Records excerpted from a collection:
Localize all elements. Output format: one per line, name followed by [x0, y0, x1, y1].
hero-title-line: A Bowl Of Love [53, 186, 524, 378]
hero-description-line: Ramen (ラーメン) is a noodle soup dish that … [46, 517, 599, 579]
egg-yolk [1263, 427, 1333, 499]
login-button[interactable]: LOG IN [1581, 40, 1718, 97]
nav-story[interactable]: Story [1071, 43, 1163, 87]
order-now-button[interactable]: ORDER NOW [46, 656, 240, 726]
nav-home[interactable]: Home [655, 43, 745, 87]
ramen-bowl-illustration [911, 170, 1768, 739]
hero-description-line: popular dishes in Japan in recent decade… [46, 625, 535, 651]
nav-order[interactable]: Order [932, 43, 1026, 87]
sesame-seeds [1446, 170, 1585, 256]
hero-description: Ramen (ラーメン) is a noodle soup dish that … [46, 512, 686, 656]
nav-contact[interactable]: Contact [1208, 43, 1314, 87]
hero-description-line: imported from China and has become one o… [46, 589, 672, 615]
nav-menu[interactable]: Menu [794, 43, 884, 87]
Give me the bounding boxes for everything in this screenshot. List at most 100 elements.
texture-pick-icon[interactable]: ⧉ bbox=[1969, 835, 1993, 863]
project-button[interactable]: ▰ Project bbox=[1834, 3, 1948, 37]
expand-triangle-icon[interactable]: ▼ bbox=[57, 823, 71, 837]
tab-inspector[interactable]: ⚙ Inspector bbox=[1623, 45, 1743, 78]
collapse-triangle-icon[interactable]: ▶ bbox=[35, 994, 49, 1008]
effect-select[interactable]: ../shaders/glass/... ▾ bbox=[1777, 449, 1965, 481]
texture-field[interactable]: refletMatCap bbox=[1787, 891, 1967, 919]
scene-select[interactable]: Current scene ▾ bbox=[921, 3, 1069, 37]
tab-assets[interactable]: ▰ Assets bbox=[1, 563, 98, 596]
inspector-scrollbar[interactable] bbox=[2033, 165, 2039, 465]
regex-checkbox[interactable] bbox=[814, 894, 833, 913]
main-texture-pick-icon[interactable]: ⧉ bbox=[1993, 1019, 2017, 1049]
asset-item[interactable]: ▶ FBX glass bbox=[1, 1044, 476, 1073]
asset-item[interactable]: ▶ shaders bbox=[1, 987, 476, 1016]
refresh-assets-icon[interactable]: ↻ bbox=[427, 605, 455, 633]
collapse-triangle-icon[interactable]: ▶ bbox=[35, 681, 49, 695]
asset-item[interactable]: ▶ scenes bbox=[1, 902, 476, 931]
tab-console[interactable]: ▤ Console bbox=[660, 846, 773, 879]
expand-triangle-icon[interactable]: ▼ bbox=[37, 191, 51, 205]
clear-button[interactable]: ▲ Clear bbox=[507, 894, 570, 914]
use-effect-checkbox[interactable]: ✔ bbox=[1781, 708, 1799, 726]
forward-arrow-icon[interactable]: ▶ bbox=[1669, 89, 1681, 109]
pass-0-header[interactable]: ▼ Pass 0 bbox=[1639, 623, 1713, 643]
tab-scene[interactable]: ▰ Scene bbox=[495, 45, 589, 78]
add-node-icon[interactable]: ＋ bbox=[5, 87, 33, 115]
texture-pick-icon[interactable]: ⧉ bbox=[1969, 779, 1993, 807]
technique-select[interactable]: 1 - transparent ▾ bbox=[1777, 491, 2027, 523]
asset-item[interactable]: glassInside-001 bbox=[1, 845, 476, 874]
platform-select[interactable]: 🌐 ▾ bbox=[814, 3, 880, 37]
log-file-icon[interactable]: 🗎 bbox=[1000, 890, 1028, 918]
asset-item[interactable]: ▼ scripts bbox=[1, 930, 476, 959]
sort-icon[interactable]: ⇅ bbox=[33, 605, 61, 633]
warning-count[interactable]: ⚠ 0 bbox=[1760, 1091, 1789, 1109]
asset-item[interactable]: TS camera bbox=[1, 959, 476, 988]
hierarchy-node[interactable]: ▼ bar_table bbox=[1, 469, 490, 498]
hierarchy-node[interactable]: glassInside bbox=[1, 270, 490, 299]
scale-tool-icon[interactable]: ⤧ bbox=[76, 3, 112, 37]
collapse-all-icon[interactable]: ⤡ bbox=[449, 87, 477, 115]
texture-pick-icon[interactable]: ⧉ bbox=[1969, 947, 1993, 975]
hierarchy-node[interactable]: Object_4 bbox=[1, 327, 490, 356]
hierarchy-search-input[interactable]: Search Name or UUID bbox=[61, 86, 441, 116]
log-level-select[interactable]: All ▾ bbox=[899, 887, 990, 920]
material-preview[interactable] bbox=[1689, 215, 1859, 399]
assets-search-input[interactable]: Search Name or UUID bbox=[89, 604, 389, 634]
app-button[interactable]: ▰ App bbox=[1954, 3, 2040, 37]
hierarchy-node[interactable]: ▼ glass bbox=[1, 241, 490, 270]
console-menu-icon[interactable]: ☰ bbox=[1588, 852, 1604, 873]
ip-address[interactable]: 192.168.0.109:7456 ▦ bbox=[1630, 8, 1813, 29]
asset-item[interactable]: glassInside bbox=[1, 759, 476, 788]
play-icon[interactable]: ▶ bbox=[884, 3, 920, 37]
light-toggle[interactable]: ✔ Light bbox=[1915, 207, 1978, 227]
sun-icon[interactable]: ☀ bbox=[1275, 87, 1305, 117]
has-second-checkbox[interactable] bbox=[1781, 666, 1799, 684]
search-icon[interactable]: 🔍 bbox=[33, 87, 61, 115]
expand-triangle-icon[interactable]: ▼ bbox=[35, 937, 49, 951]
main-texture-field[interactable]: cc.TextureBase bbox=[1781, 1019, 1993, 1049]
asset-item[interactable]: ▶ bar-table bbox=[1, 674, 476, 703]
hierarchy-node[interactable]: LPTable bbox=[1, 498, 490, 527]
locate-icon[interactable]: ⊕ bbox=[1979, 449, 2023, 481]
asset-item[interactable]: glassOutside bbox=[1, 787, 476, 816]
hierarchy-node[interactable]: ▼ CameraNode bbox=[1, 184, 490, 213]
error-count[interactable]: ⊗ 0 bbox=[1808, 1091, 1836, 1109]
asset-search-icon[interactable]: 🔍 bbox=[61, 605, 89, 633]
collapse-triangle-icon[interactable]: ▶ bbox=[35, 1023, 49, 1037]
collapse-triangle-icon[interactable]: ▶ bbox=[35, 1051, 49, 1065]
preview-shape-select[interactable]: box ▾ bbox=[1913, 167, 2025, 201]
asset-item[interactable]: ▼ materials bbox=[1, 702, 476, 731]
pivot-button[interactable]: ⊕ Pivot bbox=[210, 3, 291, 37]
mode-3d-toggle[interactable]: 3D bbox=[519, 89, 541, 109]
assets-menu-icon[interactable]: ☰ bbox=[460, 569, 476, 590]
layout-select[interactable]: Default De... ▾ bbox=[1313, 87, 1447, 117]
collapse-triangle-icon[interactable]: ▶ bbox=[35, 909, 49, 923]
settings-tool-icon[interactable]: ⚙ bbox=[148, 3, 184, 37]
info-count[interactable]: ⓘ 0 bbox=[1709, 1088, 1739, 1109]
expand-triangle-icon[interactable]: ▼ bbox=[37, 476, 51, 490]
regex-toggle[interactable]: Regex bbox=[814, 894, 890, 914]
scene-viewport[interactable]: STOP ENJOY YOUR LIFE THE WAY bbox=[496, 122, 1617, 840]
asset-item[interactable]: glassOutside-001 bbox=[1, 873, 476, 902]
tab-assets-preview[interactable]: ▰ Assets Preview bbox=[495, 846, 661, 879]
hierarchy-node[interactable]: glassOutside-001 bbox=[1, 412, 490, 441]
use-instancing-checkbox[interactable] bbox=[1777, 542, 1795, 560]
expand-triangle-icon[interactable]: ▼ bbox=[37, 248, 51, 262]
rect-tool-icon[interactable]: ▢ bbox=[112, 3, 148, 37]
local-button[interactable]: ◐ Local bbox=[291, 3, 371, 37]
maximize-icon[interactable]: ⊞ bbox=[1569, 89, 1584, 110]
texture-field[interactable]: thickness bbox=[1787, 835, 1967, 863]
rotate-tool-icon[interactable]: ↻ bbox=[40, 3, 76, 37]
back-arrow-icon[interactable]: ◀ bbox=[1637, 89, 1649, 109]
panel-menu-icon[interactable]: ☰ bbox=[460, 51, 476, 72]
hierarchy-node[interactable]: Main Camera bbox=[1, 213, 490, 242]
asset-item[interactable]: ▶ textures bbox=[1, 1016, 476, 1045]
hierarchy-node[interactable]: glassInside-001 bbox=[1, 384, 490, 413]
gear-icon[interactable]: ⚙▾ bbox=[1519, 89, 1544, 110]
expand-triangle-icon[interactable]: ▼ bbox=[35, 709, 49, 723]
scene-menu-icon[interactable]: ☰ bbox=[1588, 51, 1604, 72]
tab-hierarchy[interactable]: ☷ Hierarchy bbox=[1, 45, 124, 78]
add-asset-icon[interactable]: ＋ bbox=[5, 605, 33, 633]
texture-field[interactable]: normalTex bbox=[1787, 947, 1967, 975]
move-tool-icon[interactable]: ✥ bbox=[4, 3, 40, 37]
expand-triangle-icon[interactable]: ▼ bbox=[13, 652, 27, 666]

**EXERCISE DESCRIPTION**
Repeat the lines above, from the start of the records through the line containing "tab-inspector[interactable]: ⚙ Inspector", with both ends included.

**EXPECTED ANSWER**
Localize all elements. Output format: one per line, name followed by [x0, y0, x1, y1].
hero-title-line: A Bowl Of Love [53, 186, 524, 378]
hero-description-line: Ramen (ラーメン) is a noodle soup dish that … [46, 517, 599, 579]
egg-yolk [1263, 427, 1333, 499]
login-button[interactable]: LOG IN [1581, 40, 1718, 97]
nav-story[interactable]: Story [1071, 43, 1163, 87]
order-now-button[interactable]: ORDER NOW [46, 656, 240, 726]
nav-home[interactable]: Home [655, 43, 745, 87]
ramen-bowl-illustration [911, 170, 1768, 739]
hero-description-line: popular dishes in Japan in recent decade… [46, 625, 535, 651]
nav-order[interactable]: Order [932, 43, 1026, 87]
sesame-seeds [1446, 170, 1585, 256]
hero-description: Ramen (ラーメン) is a noodle soup dish that … [46, 512, 686, 656]
nav-contact[interactable]: Contact [1208, 43, 1314, 87]
hero-description-line: imported from China and has become one o… [46, 589, 672, 615]
nav-menu[interactable]: Menu [794, 43, 884, 87]
Give me the bounding boxes for everything in this screenshot. List at most 100 elements.
texture-pick-icon[interactable]: ⧉ bbox=[1969, 835, 1993, 863]
project-button[interactable]: ▰ Project bbox=[1834, 3, 1948, 37]
expand-triangle-icon[interactable]: ▼ bbox=[57, 823, 71, 837]
tab-inspector[interactable]: ⚙ Inspector bbox=[1623, 45, 1743, 78]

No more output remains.